DATA PROVIDED:
— START —
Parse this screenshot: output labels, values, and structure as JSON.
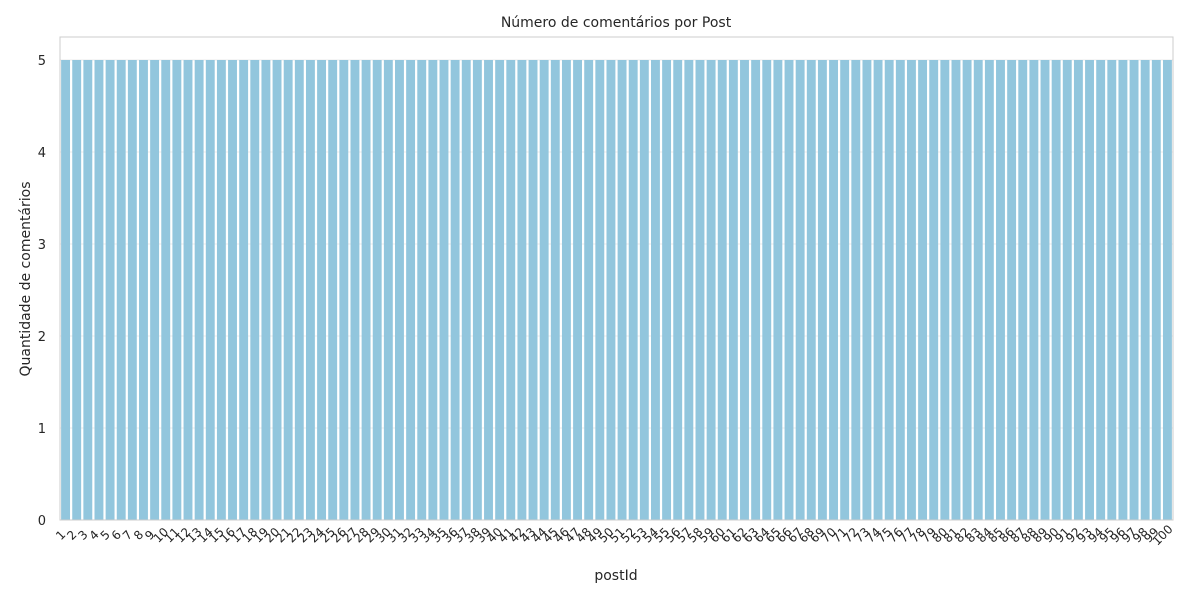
{
  "chart_data": {
    "type": "bar",
    "title": "Número de comentários por Post",
    "xlabel": "postId",
    "ylabel": "Quantidade de comentários",
    "categories": [
      "1",
      "2",
      "3",
      "4",
      "5",
      "6",
      "7",
      "8",
      "9",
      "10",
      "11",
      "12",
      "13",
      "14",
      "15",
      "16",
      "17",
      "18",
      "19",
      "20",
      "21",
      "22",
      "23",
      "24",
      "25",
      "26",
      "27",
      "28",
      "29",
      "30",
      "31",
      "32",
      "33",
      "34",
      "35",
      "36",
      "37",
      "38",
      "39",
      "40",
      "41",
      "42",
      "43",
      "44",
      "45",
      "46",
      "47",
      "48",
      "49",
      "50",
      "51",
      "52",
      "53",
      "54",
      "55",
      "56",
      "57",
      "58",
      "59",
      "60",
      "61",
      "62",
      "63",
      "64",
      "65",
      "66",
      "67",
      "68",
      "69",
      "70",
      "71",
      "72",
      "73",
      "74",
      "75",
      "76",
      "77",
      "78",
      "79",
      "80",
      "81",
      "82",
      "83",
      "84",
      "85",
      "86",
      "87",
      "88",
      "89",
      "90",
      "91",
      "92",
      "93",
      "94",
      "95",
      "96",
      "97",
      "98",
      "99",
      "100"
    ],
    "values": [
      5,
      5,
      5,
      5,
      5,
      5,
      5,
      5,
      5,
      5,
      5,
      5,
      5,
      5,
      5,
      5,
      5,
      5,
      5,
      5,
      5,
      5,
      5,
      5,
      5,
      5,
      5,
      5,
      5,
      5,
      5,
      5,
      5,
      5,
      5,
      5,
      5,
      5,
      5,
      5,
      5,
      5,
      5,
      5,
      5,
      5,
      5,
      5,
      5,
      5,
      5,
      5,
      5,
      5,
      5,
      5,
      5,
      5,
      5,
      5,
      5,
      5,
      5,
      5,
      5,
      5,
      5,
      5,
      5,
      5,
      5,
      5,
      5,
      5,
      5,
      5,
      5,
      5,
      5,
      5,
      5,
      5,
      5,
      5,
      5,
      5,
      5,
      5,
      5,
      5,
      5,
      5,
      5,
      5,
      5,
      5,
      5,
      5,
      5,
      5
    ],
    "ylim": [
      0,
      5.25
    ],
    "yticks": [
      0,
      1,
      2,
      3,
      4,
      5
    ],
    "grid": true,
    "bar_color": "#92c6dd",
    "frame_color": "#cccccc",
    "grid_color": "#ebebeb"
  }
}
— END —
WRITTEN REQUEST: Write every record out again exactly; no pictures belong in the copy.

TASK SOLUTION:
Parse this screenshot: output labels, values, and structure as JSON.
{
  "chart_data": {
    "type": "bar",
    "title": "Número de comentários por Post",
    "xlabel": "postId",
    "ylabel": "Quantidade de comentários",
    "categories": [
      "1",
      "2",
      "3",
      "4",
      "5",
      "6",
      "7",
      "8",
      "9",
      "10",
      "11",
      "12",
      "13",
      "14",
      "15",
      "16",
      "17",
      "18",
      "19",
      "20",
      "21",
      "22",
      "23",
      "24",
      "25",
      "26",
      "27",
      "28",
      "29",
      "30",
      "31",
      "32",
      "33",
      "34",
      "35",
      "36",
      "37",
      "38",
      "39",
      "40",
      "41",
      "42",
      "43",
      "44",
      "45",
      "46",
      "47",
      "48",
      "49",
      "50",
      "51",
      "52",
      "53",
      "54",
      "55",
      "56",
      "57",
      "58",
      "59",
      "60",
      "61",
      "62",
      "63",
      "64",
      "65",
      "66",
      "67",
      "68",
      "69",
      "70",
      "71",
      "72",
      "73",
      "74",
      "75",
      "76",
      "77",
      "78",
      "79",
      "80",
      "81",
      "82",
      "83",
      "84",
      "85",
      "86",
      "87",
      "88",
      "89",
      "90",
      "91",
      "92",
      "93",
      "94",
      "95",
      "96",
      "97",
      "98",
      "99",
      "100"
    ],
    "values": [
      5,
      5,
      5,
      5,
      5,
      5,
      5,
      5,
      5,
      5,
      5,
      5,
      5,
      5,
      5,
      5,
      5,
      5,
      5,
      5,
      5,
      5,
      5,
      5,
      5,
      5,
      5,
      5,
      5,
      5,
      5,
      5,
      5,
      5,
      5,
      5,
      5,
      5,
      5,
      5,
      5,
      5,
      5,
      5,
      5,
      5,
      5,
      5,
      5,
      5,
      5,
      5,
      5,
      5,
      5,
      5,
      5,
      5,
      5,
      5,
      5,
      5,
      5,
      5,
      5,
      5,
      5,
      5,
      5,
      5,
      5,
      5,
      5,
      5,
      5,
      5,
      5,
      5,
      5,
      5,
      5,
      5,
      5,
      5,
      5,
      5,
      5,
      5,
      5,
      5,
      5,
      5,
      5,
      5,
      5,
      5,
      5,
      5,
      5,
      5
    ],
    "ylim": [
      0,
      5.25
    ],
    "yticks": [
      0,
      1,
      2,
      3,
      4,
      5
    ],
    "grid": true,
    "bar_color": "#92c6dd",
    "frame_color": "#cccccc",
    "grid_color": "#ebebeb"
  }
}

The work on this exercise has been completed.